### TASK DETAILS
Please report each line of the data below that contains "also".
--------------------------------
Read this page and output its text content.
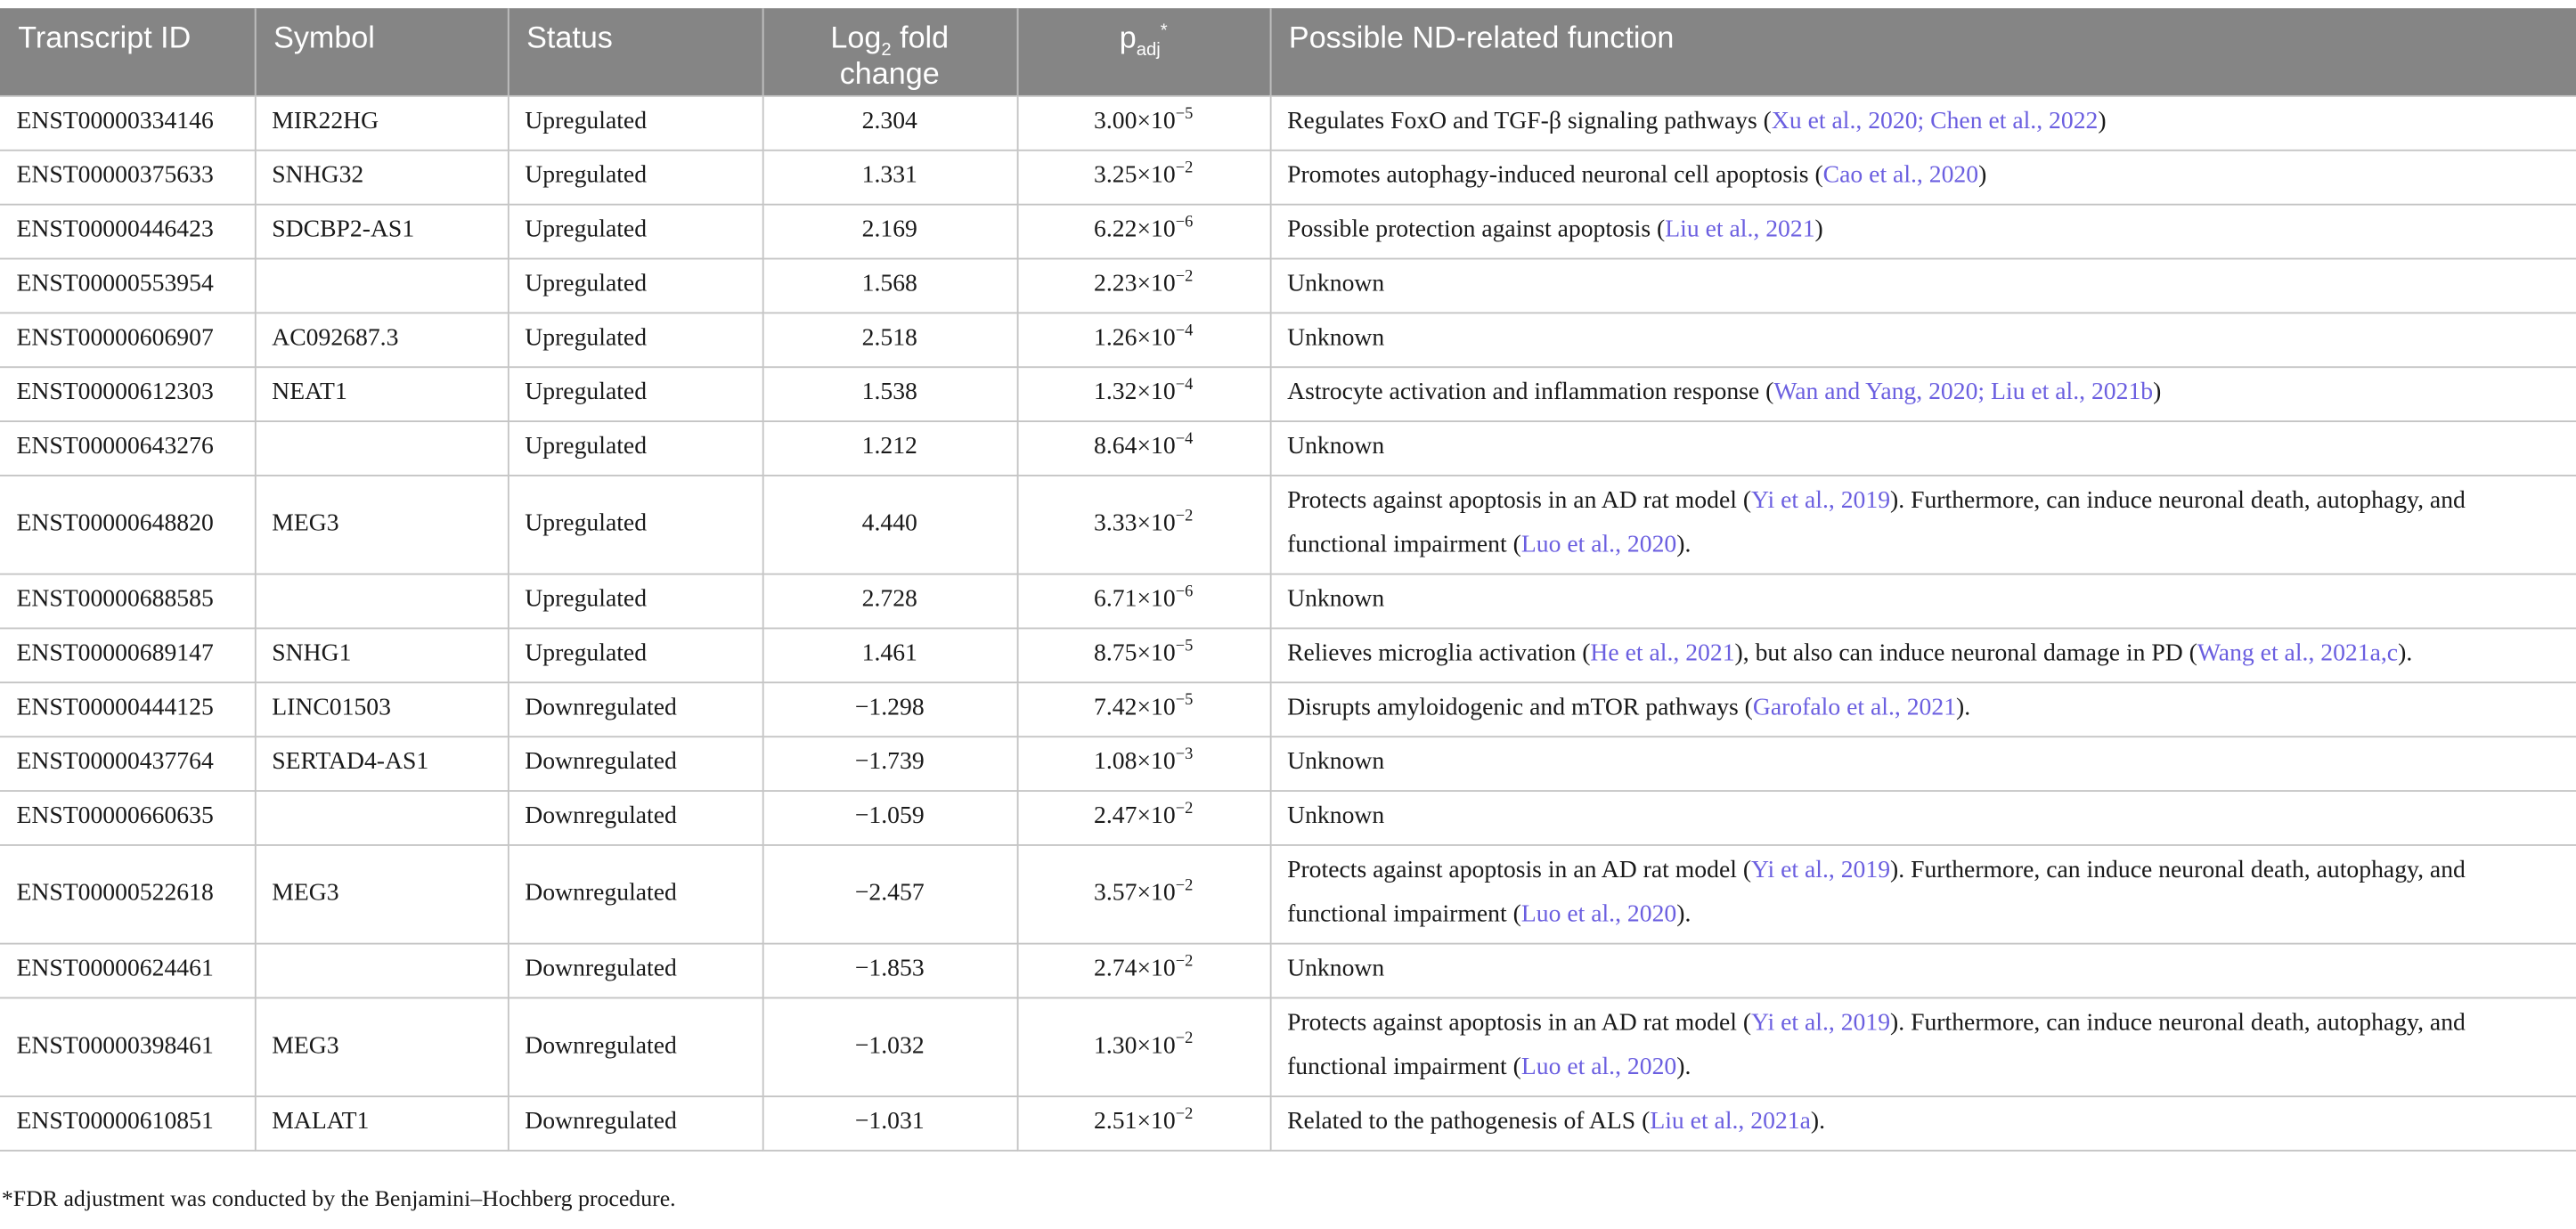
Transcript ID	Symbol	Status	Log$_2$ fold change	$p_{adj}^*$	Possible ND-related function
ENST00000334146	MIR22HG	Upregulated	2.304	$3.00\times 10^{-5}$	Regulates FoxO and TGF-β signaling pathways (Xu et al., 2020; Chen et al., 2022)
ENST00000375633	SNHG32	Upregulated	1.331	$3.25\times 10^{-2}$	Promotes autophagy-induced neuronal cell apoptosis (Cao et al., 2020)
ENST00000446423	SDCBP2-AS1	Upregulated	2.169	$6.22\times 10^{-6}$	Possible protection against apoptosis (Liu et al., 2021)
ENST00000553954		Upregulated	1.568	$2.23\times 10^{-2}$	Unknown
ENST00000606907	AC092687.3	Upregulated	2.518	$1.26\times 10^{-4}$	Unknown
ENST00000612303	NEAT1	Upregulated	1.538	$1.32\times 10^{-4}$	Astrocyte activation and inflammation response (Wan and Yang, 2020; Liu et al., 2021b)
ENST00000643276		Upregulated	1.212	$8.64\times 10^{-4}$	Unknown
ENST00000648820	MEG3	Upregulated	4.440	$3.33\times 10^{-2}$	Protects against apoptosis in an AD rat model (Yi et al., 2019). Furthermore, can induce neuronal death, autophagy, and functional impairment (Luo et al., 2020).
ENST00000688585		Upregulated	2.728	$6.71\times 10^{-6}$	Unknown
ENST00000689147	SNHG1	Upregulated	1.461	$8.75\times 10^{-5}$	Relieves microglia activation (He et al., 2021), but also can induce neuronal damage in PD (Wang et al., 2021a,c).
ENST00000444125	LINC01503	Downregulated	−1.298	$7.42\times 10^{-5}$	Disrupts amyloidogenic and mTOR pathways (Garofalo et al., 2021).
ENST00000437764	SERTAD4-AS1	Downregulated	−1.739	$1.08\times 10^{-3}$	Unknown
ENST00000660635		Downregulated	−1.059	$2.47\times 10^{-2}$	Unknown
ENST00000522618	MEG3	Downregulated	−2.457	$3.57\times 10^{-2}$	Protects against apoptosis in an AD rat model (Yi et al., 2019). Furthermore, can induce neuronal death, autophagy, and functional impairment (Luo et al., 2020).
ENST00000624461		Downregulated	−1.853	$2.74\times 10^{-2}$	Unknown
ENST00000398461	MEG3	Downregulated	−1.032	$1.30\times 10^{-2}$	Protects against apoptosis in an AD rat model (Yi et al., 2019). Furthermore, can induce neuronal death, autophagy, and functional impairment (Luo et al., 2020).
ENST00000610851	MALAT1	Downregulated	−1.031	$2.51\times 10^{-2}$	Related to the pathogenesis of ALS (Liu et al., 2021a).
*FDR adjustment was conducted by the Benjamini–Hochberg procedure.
--------------------------------
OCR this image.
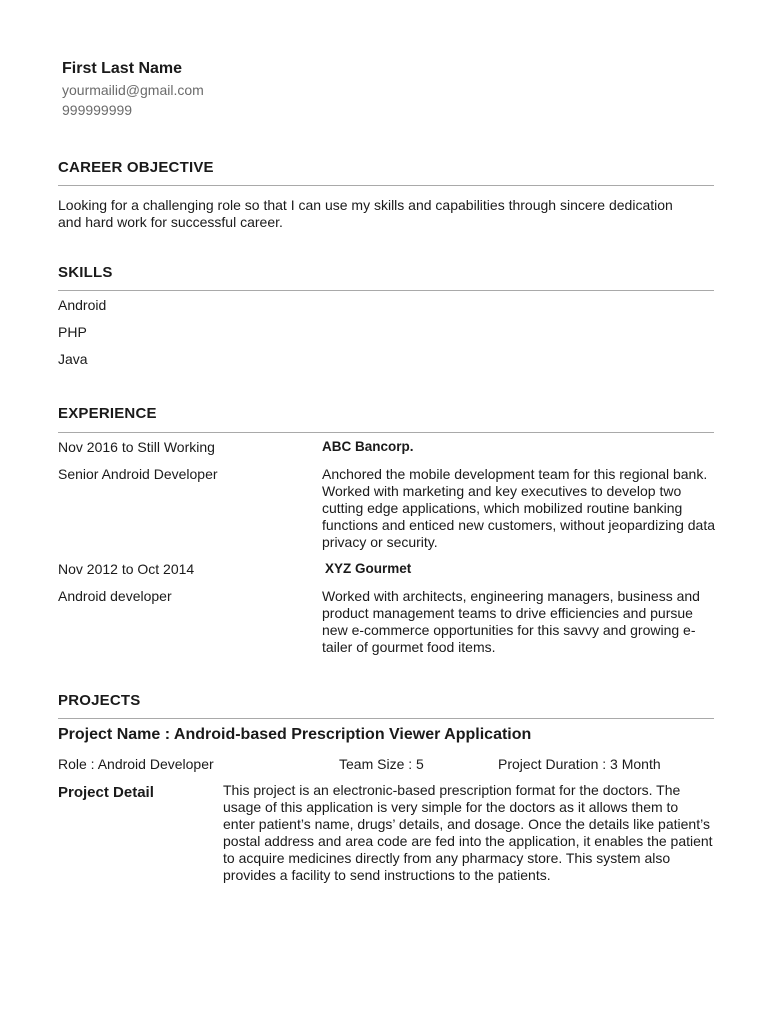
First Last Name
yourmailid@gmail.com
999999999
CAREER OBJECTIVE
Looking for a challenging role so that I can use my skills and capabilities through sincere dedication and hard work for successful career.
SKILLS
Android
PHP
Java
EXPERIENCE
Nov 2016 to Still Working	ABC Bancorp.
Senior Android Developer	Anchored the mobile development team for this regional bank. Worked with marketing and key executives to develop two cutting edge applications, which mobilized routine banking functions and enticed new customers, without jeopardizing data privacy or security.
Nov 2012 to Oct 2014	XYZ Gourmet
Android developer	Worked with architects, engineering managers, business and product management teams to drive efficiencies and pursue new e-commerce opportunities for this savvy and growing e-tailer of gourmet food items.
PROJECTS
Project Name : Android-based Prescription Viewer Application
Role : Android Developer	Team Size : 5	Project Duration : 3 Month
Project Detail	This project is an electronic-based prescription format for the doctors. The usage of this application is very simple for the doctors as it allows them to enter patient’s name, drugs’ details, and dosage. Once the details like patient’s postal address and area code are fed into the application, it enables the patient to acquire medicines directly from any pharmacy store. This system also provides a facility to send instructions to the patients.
--------------------------------
### EXERCISE RESPONSE
ENST00000689147	SNHG1	Upregulated	1.461	$8.75\times 10^{-5}$	Relieves microglia activation (He et al., 2021), but also can induce neuronal damage in PD (Wang et al., 2021a,c).
Project Detail	This project is an electronic-based prescription format for the doctors. The usage of this application is very simple for the doctors as it allows them to enter patient’s name, drugs’ details, and dosage. Once the details like patient’s postal address and area code are fed into the application, it enables the patient to acquire medicines directly from any pharmacy store. This system also provides a facility to send instructions to the patients.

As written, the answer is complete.